Your task: Copy out all of the material exactly as presented.

--- begin Record set ---

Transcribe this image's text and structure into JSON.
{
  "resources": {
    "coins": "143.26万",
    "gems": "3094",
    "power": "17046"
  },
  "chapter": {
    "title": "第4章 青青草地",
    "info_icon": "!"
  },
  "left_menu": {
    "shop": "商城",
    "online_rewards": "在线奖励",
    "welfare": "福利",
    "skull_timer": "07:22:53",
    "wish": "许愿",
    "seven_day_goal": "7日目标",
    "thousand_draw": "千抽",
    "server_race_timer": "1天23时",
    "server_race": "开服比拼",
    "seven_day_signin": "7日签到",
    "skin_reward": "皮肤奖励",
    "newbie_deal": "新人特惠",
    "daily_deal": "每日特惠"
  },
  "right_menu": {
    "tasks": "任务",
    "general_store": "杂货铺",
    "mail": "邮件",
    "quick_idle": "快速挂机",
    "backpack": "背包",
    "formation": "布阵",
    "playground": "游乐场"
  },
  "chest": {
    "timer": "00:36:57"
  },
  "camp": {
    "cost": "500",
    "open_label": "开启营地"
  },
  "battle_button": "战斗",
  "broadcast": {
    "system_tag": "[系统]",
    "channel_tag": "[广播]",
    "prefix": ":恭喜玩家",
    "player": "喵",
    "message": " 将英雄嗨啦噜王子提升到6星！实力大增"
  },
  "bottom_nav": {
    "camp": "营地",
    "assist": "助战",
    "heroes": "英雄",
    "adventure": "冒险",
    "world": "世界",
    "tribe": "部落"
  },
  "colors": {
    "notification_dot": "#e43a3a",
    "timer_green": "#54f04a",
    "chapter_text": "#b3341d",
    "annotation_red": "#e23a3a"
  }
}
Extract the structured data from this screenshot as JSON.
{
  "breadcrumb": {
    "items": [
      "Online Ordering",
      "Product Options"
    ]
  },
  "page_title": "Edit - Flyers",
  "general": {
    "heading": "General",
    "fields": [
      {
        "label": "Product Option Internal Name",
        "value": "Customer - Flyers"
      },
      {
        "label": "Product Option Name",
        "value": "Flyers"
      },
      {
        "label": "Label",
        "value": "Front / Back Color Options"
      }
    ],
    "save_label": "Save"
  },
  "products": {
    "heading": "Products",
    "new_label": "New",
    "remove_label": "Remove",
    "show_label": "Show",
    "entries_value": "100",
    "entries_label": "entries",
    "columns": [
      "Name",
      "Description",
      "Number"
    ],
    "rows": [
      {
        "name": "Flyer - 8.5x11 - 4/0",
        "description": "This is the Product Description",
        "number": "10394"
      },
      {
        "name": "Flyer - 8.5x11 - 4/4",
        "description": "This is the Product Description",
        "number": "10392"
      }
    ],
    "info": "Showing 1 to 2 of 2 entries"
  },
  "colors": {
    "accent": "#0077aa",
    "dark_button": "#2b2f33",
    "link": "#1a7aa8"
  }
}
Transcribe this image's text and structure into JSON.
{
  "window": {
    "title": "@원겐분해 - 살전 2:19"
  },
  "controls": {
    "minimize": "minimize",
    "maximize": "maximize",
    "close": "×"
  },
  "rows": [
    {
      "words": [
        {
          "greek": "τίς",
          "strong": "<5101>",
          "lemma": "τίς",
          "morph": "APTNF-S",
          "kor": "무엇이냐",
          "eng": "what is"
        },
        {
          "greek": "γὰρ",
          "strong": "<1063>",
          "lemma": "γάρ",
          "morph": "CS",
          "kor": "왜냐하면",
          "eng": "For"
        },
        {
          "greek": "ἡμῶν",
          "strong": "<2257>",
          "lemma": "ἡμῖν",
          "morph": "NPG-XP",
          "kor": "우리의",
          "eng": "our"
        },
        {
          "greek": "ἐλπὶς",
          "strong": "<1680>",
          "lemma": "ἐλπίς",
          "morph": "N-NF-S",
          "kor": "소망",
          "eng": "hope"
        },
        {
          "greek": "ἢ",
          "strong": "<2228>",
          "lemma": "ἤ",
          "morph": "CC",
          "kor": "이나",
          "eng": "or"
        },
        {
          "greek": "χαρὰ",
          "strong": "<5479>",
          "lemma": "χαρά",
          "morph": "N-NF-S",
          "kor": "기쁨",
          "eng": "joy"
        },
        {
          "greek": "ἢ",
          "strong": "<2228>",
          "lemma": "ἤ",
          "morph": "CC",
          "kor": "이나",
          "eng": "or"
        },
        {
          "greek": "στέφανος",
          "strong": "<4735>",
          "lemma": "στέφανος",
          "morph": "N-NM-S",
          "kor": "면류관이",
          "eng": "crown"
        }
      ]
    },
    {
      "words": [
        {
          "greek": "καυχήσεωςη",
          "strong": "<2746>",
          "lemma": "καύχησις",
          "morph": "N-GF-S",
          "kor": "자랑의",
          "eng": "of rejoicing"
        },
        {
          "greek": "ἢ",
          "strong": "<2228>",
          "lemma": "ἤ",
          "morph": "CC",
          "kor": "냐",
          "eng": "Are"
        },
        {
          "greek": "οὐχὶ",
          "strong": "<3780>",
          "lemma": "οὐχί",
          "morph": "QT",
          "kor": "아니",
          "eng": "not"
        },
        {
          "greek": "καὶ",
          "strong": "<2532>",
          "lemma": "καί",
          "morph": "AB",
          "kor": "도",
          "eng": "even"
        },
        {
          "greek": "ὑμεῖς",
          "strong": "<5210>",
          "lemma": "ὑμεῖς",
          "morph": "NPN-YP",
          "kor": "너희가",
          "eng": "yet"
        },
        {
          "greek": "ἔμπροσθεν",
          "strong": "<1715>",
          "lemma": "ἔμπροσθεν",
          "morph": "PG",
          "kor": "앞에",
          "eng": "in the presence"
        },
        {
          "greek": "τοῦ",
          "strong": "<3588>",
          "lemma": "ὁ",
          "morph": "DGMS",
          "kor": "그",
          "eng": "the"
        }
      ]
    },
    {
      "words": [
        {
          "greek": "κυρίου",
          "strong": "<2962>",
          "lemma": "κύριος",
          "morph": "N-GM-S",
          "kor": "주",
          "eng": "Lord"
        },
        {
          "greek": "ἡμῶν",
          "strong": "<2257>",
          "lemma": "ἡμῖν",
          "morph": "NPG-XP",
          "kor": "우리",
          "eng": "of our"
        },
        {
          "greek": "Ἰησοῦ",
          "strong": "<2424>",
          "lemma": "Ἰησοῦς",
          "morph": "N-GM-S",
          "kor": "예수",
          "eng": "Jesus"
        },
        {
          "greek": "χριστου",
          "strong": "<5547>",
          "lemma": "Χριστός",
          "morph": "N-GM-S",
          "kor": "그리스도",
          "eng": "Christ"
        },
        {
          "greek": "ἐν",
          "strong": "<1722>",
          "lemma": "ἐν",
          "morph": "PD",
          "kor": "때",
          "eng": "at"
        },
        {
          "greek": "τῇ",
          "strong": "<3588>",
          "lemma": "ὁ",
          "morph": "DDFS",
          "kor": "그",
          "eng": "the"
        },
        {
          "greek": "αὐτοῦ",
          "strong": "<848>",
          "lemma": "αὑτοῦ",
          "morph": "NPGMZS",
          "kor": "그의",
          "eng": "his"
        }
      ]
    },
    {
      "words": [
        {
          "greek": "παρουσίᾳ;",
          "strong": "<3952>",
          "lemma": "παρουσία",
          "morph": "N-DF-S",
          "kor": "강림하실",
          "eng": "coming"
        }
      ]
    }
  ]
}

--- end Record set ---

Result for this task:
Transcribe this image's text and structure into JSON.
{
  "resources": {
    "coins": "143.26万",
    "gems": "3094",
    "power": "17046"
  },
  "chapter": {
    "title": "第4章 青青草地",
    "info_icon": "!"
  },
  "left_menu": {
    "shop": "商城",
    "online_rewards": "在线奖励",
    "welfare": "福利",
    "skull_timer": "07:22:53",
    "wish": "许愿",
    "seven_day_goal": "7日目标",
    "thousand_draw": "千抽",
    "server_race_timer": "1天23时",
    "server_race": "开服比拼",
    "seven_day_signin": "7日签到",
    "skin_reward": "皮肤奖励",
    "newbie_deal": "新人特惠",
    "daily_deal": "每日特惠"
  },
  "right_menu": {
    "tasks": "任务",
    "general_store": "杂货铺",
    "mail": "邮件",
    "quick_idle": "快速挂机",
    "backpack": "背包",
    "formation": "布阵",
    "playground": "游乐场"
  },
  "chest": {
    "timer": "00:36:57"
  },
  "camp": {
    "cost": "500",
    "open_label": "开启营地"
  },
  "battle_button": "战斗",
  "broadcast": {
    "system_tag": "[系统]",
    "channel_tag": "[广播]",
    "prefix": ":恭喜玩家",
    "player": "喵",
    "message": " 将英雄嗨啦噜王子提升到6星！实力大增"
  },
  "bottom_nav": {
    "camp": "营地",
    "assist": "助战",
    "heroes": "英雄",
    "adventure": "冒险",
    "world": "世界",
    "tribe": "部落"
  },
  "colors": {
    "notification_dot": "#e43a3a",
    "timer_green": "#54f04a",
    "chapter_text": "#b3341d",
    "annotation_red": "#e23a3a"
  }
}
Extract the structured data from this screenshot as JSON.
{
  "breadcrumb": {
    "items": [
      "Online Ordering",
      "Product Options"
    ]
  },
  "page_title": "Edit - Flyers",
  "general": {
    "heading": "General",
    "fields": [
      {
        "label": "Product Option Internal Name",
        "value": "Customer - Flyers"
      },
      {
        "label": "Product Option Name",
        "value": "Flyers"
      },
      {
        "label": "Label",
        "value": "Front / Back Color Options"
      }
    ],
    "save_label": "Save"
  },
  "products": {
    "heading": "Products",
    "new_label": "New",
    "remove_label": "Remove",
    "show_label": "Show",
    "entries_value": "100",
    "entries_label": "entries",
    "columns": [
      "Name",
      "Description",
      "Number"
    ],
    "rows": [
      {
        "name": "Flyer - 8.5x11 - 4/0",
        "description": "This is the Product Description",
        "number": "10394"
      },
      {
        "name": "Flyer - 8.5x11 - 4/4",
        "description": "This is the Product Description",
        "number": "10392"
      }
    ],
    "info": "Showing 1 to 2 of 2 entries"
  },
  "colors": {
    "accent": "#0077aa",
    "dark_button": "#2b2f33",
    "link": "#1a7aa8"
  }
}
Transcribe this image's text and structure into JSON.
{
  "window": {
    "title": "@원겐분해 - 살전 2:19"
  },
  "controls": {
    "minimize": "minimize",
    "maximize": "maximize",
    "close": "×"
  },
  "rows": [
    {
      "words": [
        {
          "greek": "τίς",
          "strong": "<5101>",
          "lemma": "τίς",
          "morph": "APTNF-S",
          "kor": "무엇이냐",
          "eng": "what is"
        },
        {
          "greek": "γὰρ",
          "strong": "<1063>",
          "lemma": "γάρ",
          "morph": "CS",
          "kor": "왜냐하면",
          "eng": "For"
        },
        {
          "greek": "ἡμῶν",
          "strong": "<2257>",
          "lemma": "ἡμῖν",
          "morph": "NPG-XP",
          "kor": "우리의",
          "eng": "our"
        },
        {
          "greek": "ἐλπὶς",
          "strong": "<1680>",
          "lemma": "ἐλπίς",
          "morph": "N-NF-S",
          "kor": "소망",
          "eng": "hope"
        },
        {
          "greek": "ἢ",
          "strong": "<2228>",
          "lemma": "ἤ",
          "morph": "CC",
          "kor": "이나",
          "eng": "or"
        },
        {
          "greek": "χαρὰ",
          "strong": "<5479>",
          "lemma": "χαρά",
          "morph": "N-NF-S",
          "kor": "기쁨",
          "eng": "joy"
        },
        {
          "greek": "ἢ",
          "strong": "<2228>",
          "lemma": "ἤ",
          "morph": "CC",
          "kor": "이나",
          "eng": "or"
        },
        {
          "greek": "στέφανος",
          "strong": "<4735>",
          "lemma": "στέφανος",
          "morph": "N-NM-S",
          "kor": "면류관이",
          "eng": "crown"
        }
      ]
    },
    {
      "words": [
        {
          "greek": "καυχήσεωςη",
          "strong": "<2746>",
          "lemma": "καύχησις",
          "morph": "N-GF-S",
          "kor": "자랑의",
          "eng": "of rejoicing"
        },
        {
          "greek": "ἢ",
          "strong": "<2228>",
          "lemma": "ἤ",
          "morph": "CC",
          "kor": "냐",
          "eng": "Are"
        },
        {
          "greek": "οὐχὶ",
          "strong": "<3780>",
          "lemma": "οὐχί",
          "morph": "QT",
          "kor": "아니",
          "eng": "not"
        },
        {
          "greek": "καὶ",
          "strong": "<2532>",
          "lemma": "καί",
          "morph": "AB",
          "kor": "도",
          "eng": "even"
        },
        {
          "greek": "ὑμεῖς",
          "strong": "<5210>",
          "lemma": "ὑμεῖς",
          "morph": "NPN-YP",
          "kor": "너희가",
          "eng": "yet"
        },
        {
          "greek": "ἔμπροσθεν",
          "strong": "<1715>",
          "lemma": "ἔμπροσθεν",
          "morph": "PG",
          "kor": "앞에",
          "eng": "in the presence"
        },
        {
          "greek": "τοῦ",
          "strong": "<3588>",
          "lemma": "ὁ",
          "morph": "DGMS",
          "kor": "그",
          "eng": "the"
        }
      ]
    },
    {
      "words": [
        {
          "greek": "κυρίου",
          "strong": "<2962>",
          "lemma": "κύριος",
          "morph": "N-GM-S",
          "kor": "주",
          "eng": "Lord"
        },
        {
          "greek": "ἡμῶν",
          "strong": "<2257>",
          "lemma": "ἡμῖν",
          "morph": "NPG-XP",
          "kor": "우리",
          "eng": "of our"
        },
        {
          "greek": "Ἰησοῦ",
          "strong": "<2424>",
          "lemma": "Ἰησοῦς",
          "morph": "N-GM-S",
          "kor": "예수",
          "eng": "Jesus"
        },
        {
          "greek": "χριστου",
          "strong": "<5547>",
          "lemma": "Χριστός",
          "morph": "N-GM-S",
          "kor": "그리스도",
          "eng": "Christ"
        },
        {
          "greek": "ἐν",
          "strong": "<1722>",
          "lemma": "ἐν",
          "morph": "PD",
          "kor": "때",
          "eng": "at"
        },
        {
          "greek": "τῇ",
          "strong": "<3588>",
          "lemma": "ὁ",
          "morph": "DDFS",
          "kor": "그",
          "eng": "the"
        },
        {
          "greek": "αὐτοῦ",
          "strong": "<848>",
          "lemma": "αὑτοῦ",
          "morph": "NPGMZS",
          "kor": "그의",
          "eng": "his"
        }
      ]
    },
    {
      "words": [
        {
          "greek": "παρουσίᾳ;",
          "strong": "<3952>",
          "lemma": "παρουσία",
          "morph": "N-DF-S",
          "kor": "강림하실",
          "eng": "coming"
        }
      ]
    }
  ]
}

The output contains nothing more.